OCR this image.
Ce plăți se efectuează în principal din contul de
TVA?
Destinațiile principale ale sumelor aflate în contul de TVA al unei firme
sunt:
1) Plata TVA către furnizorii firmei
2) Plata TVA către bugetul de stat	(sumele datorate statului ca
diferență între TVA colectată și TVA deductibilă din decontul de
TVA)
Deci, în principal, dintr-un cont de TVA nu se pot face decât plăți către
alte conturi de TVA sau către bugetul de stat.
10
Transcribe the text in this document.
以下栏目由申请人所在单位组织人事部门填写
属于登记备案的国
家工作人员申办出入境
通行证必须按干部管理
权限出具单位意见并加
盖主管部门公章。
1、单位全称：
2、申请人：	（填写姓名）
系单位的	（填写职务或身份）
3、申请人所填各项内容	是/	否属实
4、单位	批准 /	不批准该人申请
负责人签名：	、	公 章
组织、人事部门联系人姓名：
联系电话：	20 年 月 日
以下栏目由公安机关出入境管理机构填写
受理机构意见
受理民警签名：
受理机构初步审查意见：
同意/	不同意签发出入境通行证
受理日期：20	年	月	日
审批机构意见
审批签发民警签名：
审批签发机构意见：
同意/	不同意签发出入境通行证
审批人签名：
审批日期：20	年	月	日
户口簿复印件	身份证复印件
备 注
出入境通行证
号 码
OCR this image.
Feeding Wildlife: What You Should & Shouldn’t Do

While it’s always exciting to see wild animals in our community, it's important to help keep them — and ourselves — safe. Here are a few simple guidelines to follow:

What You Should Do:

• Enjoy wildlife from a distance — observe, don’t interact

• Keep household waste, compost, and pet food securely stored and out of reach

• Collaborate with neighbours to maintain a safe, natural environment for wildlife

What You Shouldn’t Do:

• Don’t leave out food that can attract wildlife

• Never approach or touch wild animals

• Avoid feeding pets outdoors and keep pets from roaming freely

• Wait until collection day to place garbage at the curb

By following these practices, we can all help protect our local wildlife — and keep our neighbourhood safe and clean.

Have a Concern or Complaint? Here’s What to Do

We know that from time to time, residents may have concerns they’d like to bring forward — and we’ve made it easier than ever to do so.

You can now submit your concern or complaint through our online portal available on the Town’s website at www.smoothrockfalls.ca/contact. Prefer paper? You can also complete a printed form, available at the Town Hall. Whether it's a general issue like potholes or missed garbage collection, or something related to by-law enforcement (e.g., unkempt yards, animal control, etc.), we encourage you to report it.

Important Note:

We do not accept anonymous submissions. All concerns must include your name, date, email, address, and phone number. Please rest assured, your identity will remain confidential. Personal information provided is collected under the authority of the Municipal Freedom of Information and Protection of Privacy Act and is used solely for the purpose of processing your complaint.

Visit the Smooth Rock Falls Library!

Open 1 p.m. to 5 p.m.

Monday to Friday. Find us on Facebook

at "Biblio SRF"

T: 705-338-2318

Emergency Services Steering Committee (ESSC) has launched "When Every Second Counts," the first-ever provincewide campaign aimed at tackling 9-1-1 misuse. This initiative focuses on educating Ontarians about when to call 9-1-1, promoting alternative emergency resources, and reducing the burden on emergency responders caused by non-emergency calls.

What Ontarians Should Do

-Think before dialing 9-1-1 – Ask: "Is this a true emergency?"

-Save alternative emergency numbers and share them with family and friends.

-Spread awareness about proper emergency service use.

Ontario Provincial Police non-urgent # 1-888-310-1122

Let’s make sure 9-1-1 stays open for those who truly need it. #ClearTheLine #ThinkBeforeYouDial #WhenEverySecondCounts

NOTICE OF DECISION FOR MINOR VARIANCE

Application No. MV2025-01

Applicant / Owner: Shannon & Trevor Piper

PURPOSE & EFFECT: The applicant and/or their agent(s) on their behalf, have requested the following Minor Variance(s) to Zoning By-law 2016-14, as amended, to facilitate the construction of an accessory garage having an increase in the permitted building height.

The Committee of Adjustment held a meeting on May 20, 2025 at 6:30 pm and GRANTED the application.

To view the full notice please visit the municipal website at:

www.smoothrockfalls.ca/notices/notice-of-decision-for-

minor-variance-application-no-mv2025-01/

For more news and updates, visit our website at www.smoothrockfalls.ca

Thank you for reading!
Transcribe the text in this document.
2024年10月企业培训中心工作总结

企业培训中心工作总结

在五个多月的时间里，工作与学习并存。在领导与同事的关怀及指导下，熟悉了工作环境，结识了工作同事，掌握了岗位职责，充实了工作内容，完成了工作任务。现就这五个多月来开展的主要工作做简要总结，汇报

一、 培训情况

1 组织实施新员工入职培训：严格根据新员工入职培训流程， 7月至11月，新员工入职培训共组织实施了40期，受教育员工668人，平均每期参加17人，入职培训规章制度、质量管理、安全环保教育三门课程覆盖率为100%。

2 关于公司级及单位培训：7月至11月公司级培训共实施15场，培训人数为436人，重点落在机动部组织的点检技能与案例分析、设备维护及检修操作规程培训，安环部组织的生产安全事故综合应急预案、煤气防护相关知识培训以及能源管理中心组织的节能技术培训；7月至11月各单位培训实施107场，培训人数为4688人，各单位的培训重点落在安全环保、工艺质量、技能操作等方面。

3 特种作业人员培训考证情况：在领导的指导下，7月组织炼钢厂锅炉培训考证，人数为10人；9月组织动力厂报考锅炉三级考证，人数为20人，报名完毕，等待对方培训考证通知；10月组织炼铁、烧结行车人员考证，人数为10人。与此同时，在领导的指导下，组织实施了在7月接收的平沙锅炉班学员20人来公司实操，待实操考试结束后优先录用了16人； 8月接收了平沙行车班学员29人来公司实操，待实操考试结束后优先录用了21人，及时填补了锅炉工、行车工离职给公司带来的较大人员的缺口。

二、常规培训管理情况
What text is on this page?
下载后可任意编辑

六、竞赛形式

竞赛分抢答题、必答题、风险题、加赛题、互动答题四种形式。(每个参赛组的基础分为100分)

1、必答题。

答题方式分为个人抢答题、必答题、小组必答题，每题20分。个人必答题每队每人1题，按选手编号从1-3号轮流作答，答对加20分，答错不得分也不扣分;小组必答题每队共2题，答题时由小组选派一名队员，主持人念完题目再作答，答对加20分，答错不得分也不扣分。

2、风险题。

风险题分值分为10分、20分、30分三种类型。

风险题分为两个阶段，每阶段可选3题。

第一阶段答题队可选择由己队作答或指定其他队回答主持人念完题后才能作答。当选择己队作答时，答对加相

Objective:
Make an exact copy of every entry.

Reply to the task:
OCR this image.
Ce plăți se efectuează în principal din contul de
TVA?
Destinațiile principale ale sumelor aflate în contul de TVA al unei firme
sunt:
1) Plata TVA către furnizorii firmei
2) Plata TVA către bugetul de stat	(sumele datorate statului ca
diferență între TVA colectată și TVA deductibilă din decontul de
TVA)
Deci, în principal, dintr-un cont de TVA nu se pot face decât plăți către
alte conturi de TVA sau către bugetul de stat.
10
Transcribe the text in this document.
以下栏目由申请人所在单位组织人事部门填写
属于登记备案的国
家工作人员申办出入境
通行证必须按干部管理
权限出具单位意见并加
盖主管部门公章。
1、单位全称：
2、申请人：	（填写姓名）
系单位的	（填写职务或身份）
3、申请人所填各项内容	是/	否属实
4、单位	批准 /	不批准该人申请
负责人签名：	、	公 章
组织、人事部门联系人姓名：
联系电话：	20 年 月 日
以下栏目由公安机关出入境管理机构填写
受理机构意见
受理民警签名：
受理机构初步审查意见：
同意/	不同意签发出入境通行证
受理日期：20	年	月	日
审批机构意见
审批签发民警签名：
审批签发机构意见：
同意/	不同意签发出入境通行证
审批人签名：
审批日期：20	年	月	日
户口簿复印件	身份证复印件
备 注
出入境通行证
号 码
OCR this image.
Feeding Wildlife: What You Should & Shouldn’t Do

While it’s always exciting to see wild animals in our community, it's important to help keep them — and ourselves — safe. Here are a few simple guidelines to follow:

What You Should Do:

• Enjoy wildlife from a distance — observe, don’t interact

• Keep household waste, compost, and pet food securely stored and out of reach

• Collaborate with neighbours to maintain a safe, natural environment for wildlife

What You Shouldn’t Do:

• Don’t leave out food that can attract wildlife

• Never approach or touch wild animals

• Avoid feeding pets outdoors and keep pets from roaming freely

• Wait until collection day to place garbage at the curb

By following these practices, we can all help protect our local wildlife — and keep our neighbourhood safe and clean.

Have a Concern or Complaint? Here’s What to Do

We know that from time to time, residents may have concerns they’d like to bring forward — and we’ve made it easier than ever to do so.

You can now submit your concern or complaint through our online portal available on the Town’s website at www.smoothrockfalls.ca/contact. Prefer paper? You can also complete a printed form, available at the Town Hall. Whether it's a general issue like potholes or missed garbage collection, or something related to by-law enforcement (e.g., unkempt yards, animal control, etc.), we encourage you to report it.

Important Note:

We do not accept anonymous submissions. All concerns must include your name, date, email, address, and phone number. Please rest assured, your identity will remain confidential. Personal information provided is collected under the authority of the Municipal Freedom of Information and Protection of Privacy Act and is used solely for the purpose of processing your complaint.

Visit the Smooth Rock Falls Library!

Open 1 p.m. to 5 p.m.

Monday to Friday. Find us on Facebook

at "Biblio SRF"

T: 705-338-2318

Emergency Services Steering Committee (ESSC) has launched "When Every Second Counts," the first-ever provincewide campaign aimed at tackling 9-1-1 misuse. This initiative focuses on educating Ontarians about when to call 9-1-1, promoting alternative emergency resources, and reducing the burden on emergency responders caused by non-emergency calls.

What Ontarians Should Do

-Think before dialing 9-1-1 – Ask: "Is this a true emergency?"

-Save alternative emergency numbers and share them with family and friends.

-Spread awareness about proper emergency service use.

Ontario Provincial Police non-urgent # 1-888-310-1122

Let’s make sure 9-1-1 stays open for those who truly need it. #ClearTheLine #ThinkBeforeYouDial #WhenEverySecondCounts

NOTICE OF DECISION FOR MINOR VARIANCE

Application No. MV2025-01

Applicant / Owner: Shannon & Trevor Piper

PURPOSE & EFFECT: The applicant and/or their agent(s) on their behalf, have requested the following Minor Variance(s) to Zoning By-law 2016-14, as amended, to facilitate the construction of an accessory garage having an increase in the permitted building height.

The Committee of Adjustment held a meeting on May 20, 2025 at 6:30 pm and GRANTED the application.

To view the full notice please visit the municipal website at:

www.smoothrockfalls.ca/notices/notice-of-decision-for-

minor-variance-application-no-mv2025-01/

For more news and updates, visit our website at www.smoothrockfalls.ca

Thank you for reading!
Transcribe the text in this document.
2024年10月企业培训中心工作总结

企业培训中心工作总结

在五个多月的时间里，工作与学习并存。在领导与同事的关怀及指导下，熟悉了工作环境，结识了工作同事，掌握了岗位职责，充实了工作内容，完成了工作任务。现就这五个多月来开展的主要工作做简要总结，汇报

一、 培训情况

1 组织实施新员工入职培训：严格根据新员工入职培训流程， 7月至11月，新员工入职培训共组织实施了40期，受教育员工668人，平均每期参加17人，入职培训规章制度、质量管理、安全环保教育三门课程覆盖率为100%。

2 关于公司级及单位培训：7月至11月公司级培训共实施15场，培训人数为436人，重点落在机动部组织的点检技能与案例分析、设备维护及检修操作规程培训，安环部组织的生产安全事故综合应急预案、煤气防护相关知识培训以及能源管理中心组织的节能技术培训；7月至11月各单位培训实施107场，培训人数为4688人，各单位的培训重点落在安全环保、工艺质量、技能操作等方面。

3 特种作业人员培训考证情况：在领导的指导下，7月组织炼钢厂锅炉培训考证，人数为10人；9月组织动力厂报考锅炉三级考证，人数为20人，报名完毕，等待对方培训考证通知；10月组织炼铁、烧结行车人员考证，人数为10人。与此同时，在领导的指导下，组织实施了在7月接收的平沙锅炉班学员20人来公司实操，待实操考试结束后优先录用了16人； 8月接收了平沙行车班学员29人来公司实操，待实操考试结束后优先录用了21人，及时填补了锅炉工、行车工离职给公司带来的较大人员的缺口。

二、常规培训管理情况
What text is on this page?
下载后可任意编辑

六、竞赛形式

竞赛分抢答题、必答题、风险题、加赛题、互动答题四种形式。(每个参赛组的基础分为100分)

1、必答题。

答题方式分为个人抢答题、必答题、小组必答题，每题20分。个人必答题每队每人1题，按选手编号从1-3号轮流作答，答对加20分，答错不得分也不扣分;小组必答题每队共2题，答题时由小组选派一名队员，主持人念完题目再作答，答对加20分，答错不得分也不扣分。

2、风险题。

风险题分值分为10分、20分、30分三种类型。

风险题分为两个阶段，每阶段可选3题。

第一阶段答题队可选择由己队作答或指定其他队回答主持人念完题后才能作答。当选择己队作答时，答对加相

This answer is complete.